Directions –
[A] Transcribe from the passage on Gray's audit of MHR, beginning at the words "34. In doing" and stopping after "Any Control Deficiencies.".
[B] Using the passage on Gray's audit of MHR, answer these:
(i) According to the passage, what does the severity of a deficiency not depend on?
(ii) Under AS 3, what must audit documentation clearly demonstrate?
(iii) In which quarter of 2011 did MHR complete its two major acquisitions?

>> START Text segment

29. Gray determined that MHR’s inadequate and inappropriately aligned accounting staff did not constitute a material weakness because, among other things: (i) the audit work did not identify material errors for the reporting period, and (ii) he understood that MHR had recently hired additional accounting staff and that the existing staff, while overworked, was competent.
30. However, this was a misapplication of the applicable standards. As the engagement partner who led the audit of the effectiveness of MHR’s ICFR, Gray improperly applied the definitions of “material weakness” and “significant deficiency” codified in Rule 1-02(a)(4) of Regulation S-X and Appendix A of AS 5. The severity of a deficiency does not depend on whether an error actually occurred. AS 5, ¶ 64.
31. Notwithstanding the systemic importance of an entity-level control, the written analysis was deficient for two reasons. First, it failed to apply the appropriate standard for defining a material weakness. Second, it failed to evaluate the severity of MHR’s control deficiency in accordance with AS 5 because it did not adequately consider: (a) the misstatement that might result from having insufficient accounting staff; (b) MHR’s ability to prepare accurate financial statements based on the possible future consequences of the deficiency; (c) the amounts and transactions exposed to the deficiency; or (d) the volume of activity exposed to the deficiency that occurred in the current period or that is expected in future periods. AS 5, ¶¶ 62-70.
32. Gray also failed to adequately document the basis for his conclusion. Under AS 3, “[a]udit documentation should be prepared in sufficient detail to provide a clear understanding of its purpose, source, and the conclusions reached.” AS 3, ¶ 4. “The auditor must document the procedures performed, evidence obtained, and conclusions reached with respect to relevant financial statement assertions.” AS 3, ¶ 6. “Audit documentation must clearly demonstrate that the work was in fact performed.” AS 3, ¶ 6.
33. The only written audit documentation assessing the severity of MHR’s accounting staffing deficiency was a summary spreadsheet purportedly identifying all MHR control deficiencies for the 2011 reporting period. It documented the conclusion that MHR’s control deficiency did not rise above a significant deficiency for three main reasons: (i) MHR hired a controller and several senior level accountants during the latter part of 2011; (ii) MHR was in the process of integrating two major acquisitions completed in the second quarter of 2011 and the delay in the close process was mostly due to integration across entities; and (iii) individual analysis of two identified audit adjustments did not support a conclusion of a more severe control deficiency.
34. In doing so, Gray failed to evaluate MHR’s deficiencies in accordance with AS 5. Auditors “must evaluate the severity of each control deficiency that comes to his or her attention to determine whether the deficiencies, individually or in combination, are material weaknesses as of the date of management’s assessment.” AS 5, ¶ 62 (emphasis in original).
c. MHR’s Management Retained Ultimate Responsibility for Evaluating the Severity of Any Control Deficiencies.

>> END Text segment
>> START Data provided

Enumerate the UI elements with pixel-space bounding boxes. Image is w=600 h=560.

>> END Data provided

Replies –
[A]
34. In doing so, Gray failed to evaluate MHR’s deficiencies in accordance with AS 5. Auditors “must evaluate the severity of each control deficiency that comes to his or her attention to determine whether the deficiencies, individually or in combination, are material weaknesses as of the date of management’s assessment.” AS 5, ¶ 62 (emphasis in original).
c. MHR’s Management Retained Ultimate Responsibility for Evaluating the Severity of Any Control Deficiencies.

[B]
(i) Whether an error actually occurred.
(ii) That the work was in fact performed.
(iii) The second quarter.